■ Record extracts:
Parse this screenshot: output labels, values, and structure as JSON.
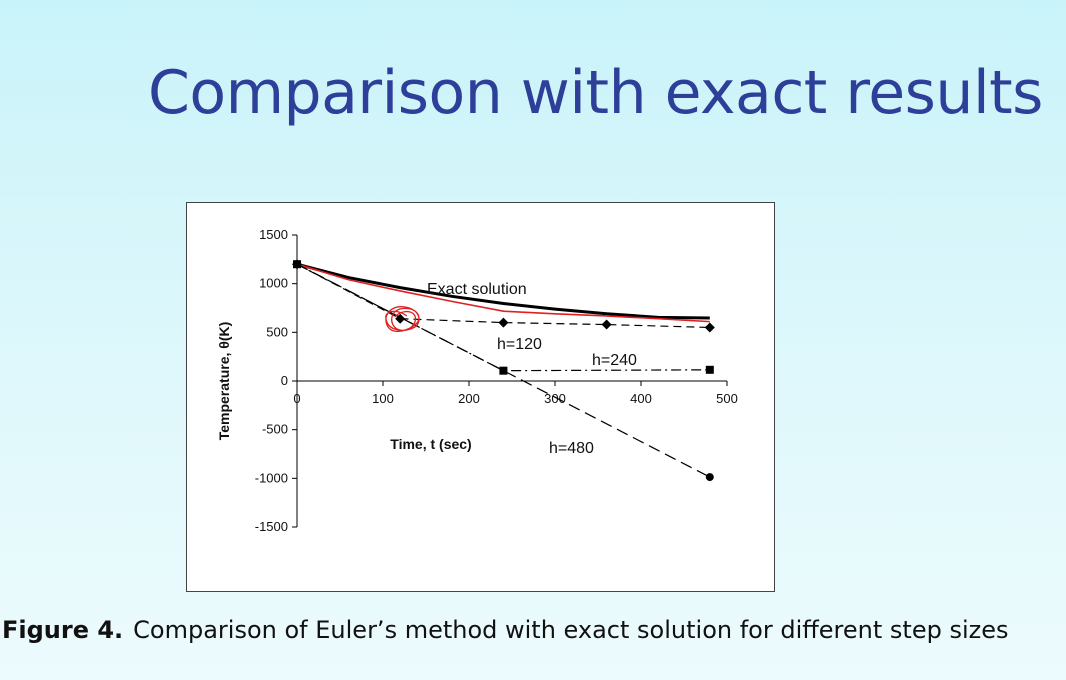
{
  "slide": {
    "title": "Comparison with exact results"
  },
  "caption": {
    "label": "Figure 4.",
    "text": "Comparison of Euler’s method with exact solution for different step sizes"
  },
  "chart_data": {
    "type": "line",
    "xlabel": "Time, t (sec)",
    "ylabel": "Temperature, θ(K)",
    "xlim": [
      0,
      500
    ],
    "ylim": [
      -1500,
      1500
    ],
    "xticks": [
      0,
      100,
      200,
      300,
      400,
      500
    ],
    "yticks": [
      1500,
      1000,
      500,
      0,
      -500,
      -1000,
      -1500
    ],
    "grid": false,
    "legend": "none",
    "series": [
      {
        "name": "Exact solution",
        "style": "solid",
        "color": "#000000",
        "x": [
          0,
          60,
          120,
          180,
          240,
          300,
          360,
          420,
          480
        ],
        "y": [
          1200,
          1063,
          959,
          870,
          796,
          738,
          691,
          654,
          647
        ]
      },
      {
        "style": "solid",
        "color": "#e02020",
        "x": [
          0,
          60,
          120,
          180,
          240,
          300,
          360,
          420,
          480
        ],
        "y": [
          1200,
          1040,
          925,
          818,
          717,
          690,
          668,
          640,
          610
        ]
      },
      {
        "name": "h=120",
        "style": "dashed",
        "marker": "diamond",
        "color": "#000000",
        "x": [
          0,
          120,
          240,
          360,
          480
        ],
        "y": [
          1200,
          640,
          600,
          580,
          550
        ]
      },
      {
        "name": "h=240",
        "style": "dashdot",
        "marker": "square",
        "color": "#000000",
        "x": [
          0,
          240,
          480
        ],
        "y": [
          1200,
          106,
          115
        ]
      },
      {
        "name": "h=480",
        "style": "longdash",
        "marker": "circle",
        "color": "#000000",
        "x": [
          0,
          480
        ],
        "y": [
          1200,
          -987
        ]
      }
    ],
    "annotations": [
      "Exact solution",
      "h=120",
      "h=240",
      "h=480"
    ]
  },
  "colors": {
    "title": "#2e3f99",
    "annotation_scribble": "#e02020"
  }
}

■ Requirement: Exactly as written, return every line of the listing, but not the pictures.

■ Response to the task:
Parse this screenshot: output labels, values, and structure as JSON.
{
  "slide": {
    "title": "Comparison with exact results"
  },
  "caption": {
    "label": "Figure 4.",
    "text": "Comparison of Euler’s method with exact solution for different step sizes"
  },
  "chart_data": {
    "type": "line",
    "xlabel": "Time, t (sec)",
    "ylabel": "Temperature, θ(K)",
    "xlim": [
      0,
      500
    ],
    "ylim": [
      -1500,
      1500
    ],
    "xticks": [
      0,
      100,
      200,
      300,
      400,
      500
    ],
    "yticks": [
      1500,
      1000,
      500,
      0,
      -500,
      -1000,
      -1500
    ],
    "grid": false,
    "legend": "none",
    "series": [
      {
        "name": "Exact solution",
        "style": "solid",
        "color": "#000000",
        "x": [
          0,
          60,
          120,
          180,
          240,
          300,
          360,
          420,
          480
        ],
        "y": [
          1200,
          1063,
          959,
          870,
          796,
          738,
          691,
          654,
          647
        ]
      },
      {
        "style": "solid",
        "color": "#e02020",
        "x": [
          0,
          60,
          120,
          180,
          240,
          300,
          360,
          420,
          480
        ],
        "y": [
          1200,
          1040,
          925,
          818,
          717,
          690,
          668,
          640,
          610
        ]
      },
      {
        "name": "h=120",
        "style": "dashed",
        "marker": "diamond",
        "color": "#000000",
        "x": [
          0,
          120,
          240,
          360,
          480
        ],
        "y": [
          1200,
          640,
          600,
          580,
          550
        ]
      },
      {
        "name": "h=240",
        "style": "dashdot",
        "marker": "square",
        "color": "#000000",
        "x": [
          0,
          240,
          480
        ],
        "y": [
          1200,
          106,
          115
        ]
      },
      {
        "name": "h=480",
        "style": "longdash",
        "marker": "circle",
        "color": "#000000",
        "x": [
          0,
          480
        ],
        "y": [
          1200,
          -987
        ]
      }
    ],
    "annotations": [
      "Exact solution",
      "h=120",
      "h=240",
      "h=480"
    ]
  },
  "colors": {
    "title": "#2e3f99",
    "annotation_scribble": "#e02020"
  }
}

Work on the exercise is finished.